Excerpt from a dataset
■ ■ ■ ■

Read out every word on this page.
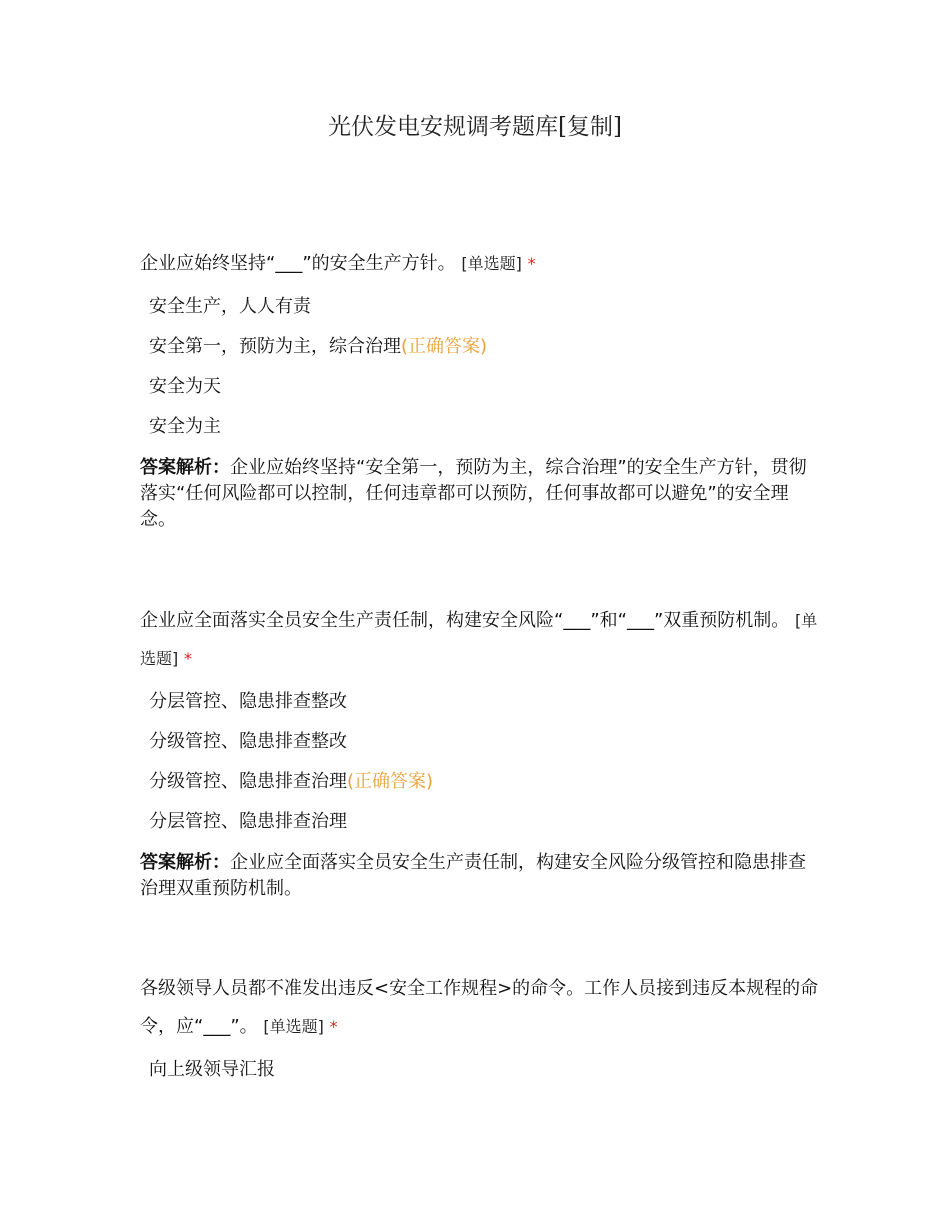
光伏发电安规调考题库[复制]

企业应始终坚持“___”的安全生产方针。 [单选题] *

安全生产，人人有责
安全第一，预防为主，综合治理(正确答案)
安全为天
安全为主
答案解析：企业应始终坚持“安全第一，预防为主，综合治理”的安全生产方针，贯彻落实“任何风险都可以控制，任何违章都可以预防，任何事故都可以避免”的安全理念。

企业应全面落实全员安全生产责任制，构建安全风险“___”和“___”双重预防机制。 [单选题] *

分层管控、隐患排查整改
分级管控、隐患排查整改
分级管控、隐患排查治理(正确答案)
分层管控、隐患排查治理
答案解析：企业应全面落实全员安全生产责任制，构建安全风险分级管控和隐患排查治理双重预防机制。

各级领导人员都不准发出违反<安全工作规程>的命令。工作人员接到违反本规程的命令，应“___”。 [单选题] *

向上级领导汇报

■ ■ ■ ■

Would you return the data exactly as written, without the pictures?

**EXERCISE ANSWER:**
Read out every word on this page.
光伏发电安规调考题库[复制]

企业应始终坚持“___”的安全生产方针。 [单选题] *

安全生产，人人有责
安全第一，预防为主，综合治理(正确答案)
安全为天
安全为主
答案解析：企业应始终坚持“安全第一，预防为主，综合治理”的安全生产方针，贯彻落实“任何风险都可以控制，任何违章都可以预防，任何事故都可以避免”的安全理念。

企业应全面落实全员安全生产责任制，构建安全风险“___”和“___”双重预防机制。 [单选题] *

分层管控、隐患排查整改
分级管控、隐患排查整改
分级管控、隐患排查治理(正确答案)
分层管控、隐患排查治理
答案解析：企业应全面落实全员安全生产责任制，构建安全风险分级管控和隐患排查治理双重预防机制。

各级领导人员都不准发出违反<安全工作规程>的命令。工作人员接到违反本规程的命令，应“___”。 [单选题] *

向上级领导汇报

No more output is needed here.